Data for this exercise:
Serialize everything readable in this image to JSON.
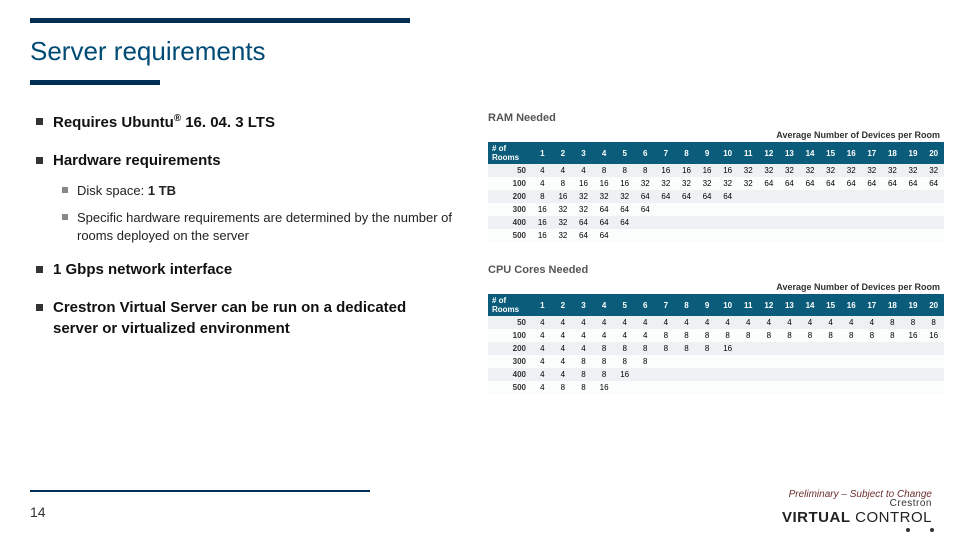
{
  "title": "Server requirements",
  "bullets": {
    "b1_pre": "Requires Ubuntu",
    "b1_sup": "®",
    "b1_post": " 16. 04. 3 LTS",
    "b2": "Hardware requirements",
    "b2a_label": "Disk space: ",
    "b2a_val": "1 TB",
    "b2b": "Specific hardware requirements are determined by the number of rooms deployed on the server",
    "b3": "1 Gbps network interface",
    "b4": "Crestron Virtual Server can be run on a dedicated server or virtualized environment"
  },
  "tables_common": {
    "subtitle": "Average Number of Devices per Room",
    "rooms_header": "# of Rooms",
    "columns": [
      "1",
      "2",
      "3",
      "4",
      "5",
      "6",
      "7",
      "8",
      "9",
      "10",
      "11",
      "12",
      "13",
      "14",
      "15",
      "16",
      "17",
      "18",
      "19",
      "20"
    ],
    "row_headers": [
      "50",
      "100",
      "200",
      "300",
      "400",
      "500"
    ]
  },
  "ram": {
    "title": "RAM Needed"
  },
  "cpu": {
    "title": "CPU Cores Needed"
  },
  "chart_data": [
    {
      "type": "table",
      "title": "RAM Needed",
      "xlabel": "Average Number of Devices per Room",
      "ylabel": "# of Rooms",
      "columns": [
        1,
        2,
        3,
        4,
        5,
        6,
        7,
        8,
        9,
        10,
        11,
        12,
        13,
        14,
        15,
        16,
        17,
        18,
        19,
        20
      ],
      "rows": [
        50,
        100,
        200,
        300,
        400,
        500
      ],
      "values": [
        [
          4,
          4,
          4,
          8,
          8,
          8,
          16,
          16,
          16,
          16,
          32,
          32,
          32,
          32,
          32,
          32,
          32,
          32,
          32,
          32
        ],
        [
          4,
          8,
          16,
          16,
          16,
          32,
          32,
          32,
          32,
          32,
          32,
          64,
          64,
          64,
          64,
          64,
          64,
          64,
          64,
          64
        ],
        [
          8,
          16,
          32,
          32,
          32,
          64,
          64,
          64,
          64,
          64,
          null,
          null,
          null,
          null,
          null,
          null,
          null,
          null,
          null,
          null
        ],
        [
          16,
          32,
          32,
          64,
          64,
          64,
          null,
          null,
          null,
          null,
          null,
          null,
          null,
          null,
          null,
          null,
          null,
          null,
          null,
          null
        ],
        [
          16,
          32,
          64,
          64,
          64,
          null,
          null,
          null,
          null,
          null,
          null,
          null,
          null,
          null,
          null,
          null,
          null,
          null,
          null,
          null
        ],
        [
          16,
          32,
          64,
          64,
          null,
          null,
          null,
          null,
          null,
          null,
          null,
          null,
          null,
          null,
          null,
          null,
          null,
          null,
          null,
          null
        ]
      ]
    },
    {
      "type": "table",
      "title": "CPU Cores Needed",
      "xlabel": "Average Number of Devices per Room",
      "ylabel": "# of Rooms",
      "columns": [
        1,
        2,
        3,
        4,
        5,
        6,
        7,
        8,
        9,
        10,
        11,
        12,
        13,
        14,
        15,
        16,
        17,
        18,
        19,
        20
      ],
      "rows": [
        50,
        100,
        200,
        300,
        400,
        500
      ],
      "values": [
        [
          4,
          4,
          4,
          4,
          4,
          4,
          4,
          4,
          4,
          4,
          4,
          4,
          4,
          4,
          4,
          4,
          4,
          8,
          8,
          8
        ],
        [
          4,
          4,
          4,
          4,
          4,
          4,
          8,
          8,
          8,
          8,
          8,
          8,
          8,
          8,
          8,
          8,
          8,
          8,
          16,
          16
        ],
        [
          4,
          4,
          4,
          8,
          8,
          8,
          8,
          8,
          8,
          16,
          null,
          null,
          null,
          null,
          null,
          null,
          null,
          null,
          null,
          null
        ],
        [
          4,
          4,
          8,
          8,
          8,
          8,
          null,
          null,
          null,
          null,
          null,
          null,
          null,
          null,
          null,
          null,
          null,
          null,
          null,
          null
        ],
        [
          4,
          4,
          8,
          8,
          16,
          null,
          null,
          null,
          null,
          null,
          null,
          null,
          null,
          null,
          null,
          null,
          null,
          null,
          null,
          null
        ],
        [
          4,
          8,
          8,
          16,
          null,
          null,
          null,
          null,
          null,
          null,
          null,
          null,
          null,
          null,
          null,
          null,
          null,
          null,
          null,
          null
        ]
      ]
    }
  ],
  "footer": {
    "page": "14",
    "prelim": "Preliminary – Subject to Change",
    "logo1": "Crestron",
    "logo2a": "VIRTUAL",
    "logo2b": " CONTROL"
  }
}
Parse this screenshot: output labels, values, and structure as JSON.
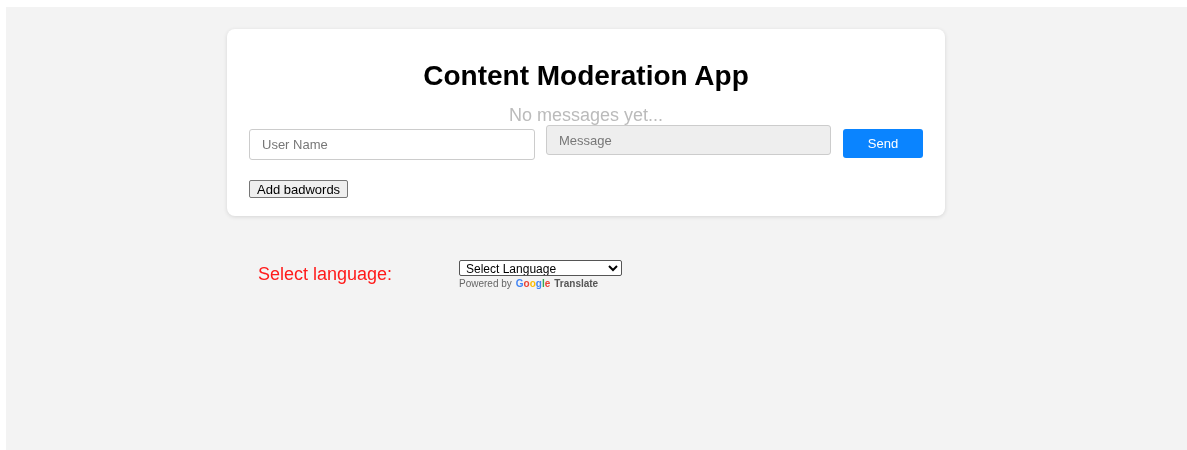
{
  "app": {
    "title": "Content Moderation App",
    "empty_text": "No messages yet...",
    "username_field": {
      "placeholder": "User Name"
    },
    "message_field": {
      "placeholder": "Message"
    },
    "send_button": "Send",
    "badwords_button": "Add badwords"
  },
  "language": {
    "label": "Select language:",
    "select_value": "Select Language",
    "powered_by": "Powered by",
    "google": "Google",
    "translate": "Translate"
  }
}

Given exercise:
Lines from the one that contains "Parse this screenshot: output" through the last line of the data above are to be extracted exactly, with no pictures and no other lines.

Solution to this task:
Parse this screenshot: output labels, values, and structure as JSON.
{
  "app": {
    "title": "Content Moderation App",
    "empty_text": "No messages yet...",
    "username_field": {
      "placeholder": "User Name"
    },
    "message_field": {
      "placeholder": "Message"
    },
    "send_button": "Send",
    "badwords_button": "Add badwords"
  },
  "language": {
    "label": "Select language:",
    "select_value": "Select Language",
    "powered_by": "Powered by",
    "google": "Google",
    "translate": "Translate"
  }
}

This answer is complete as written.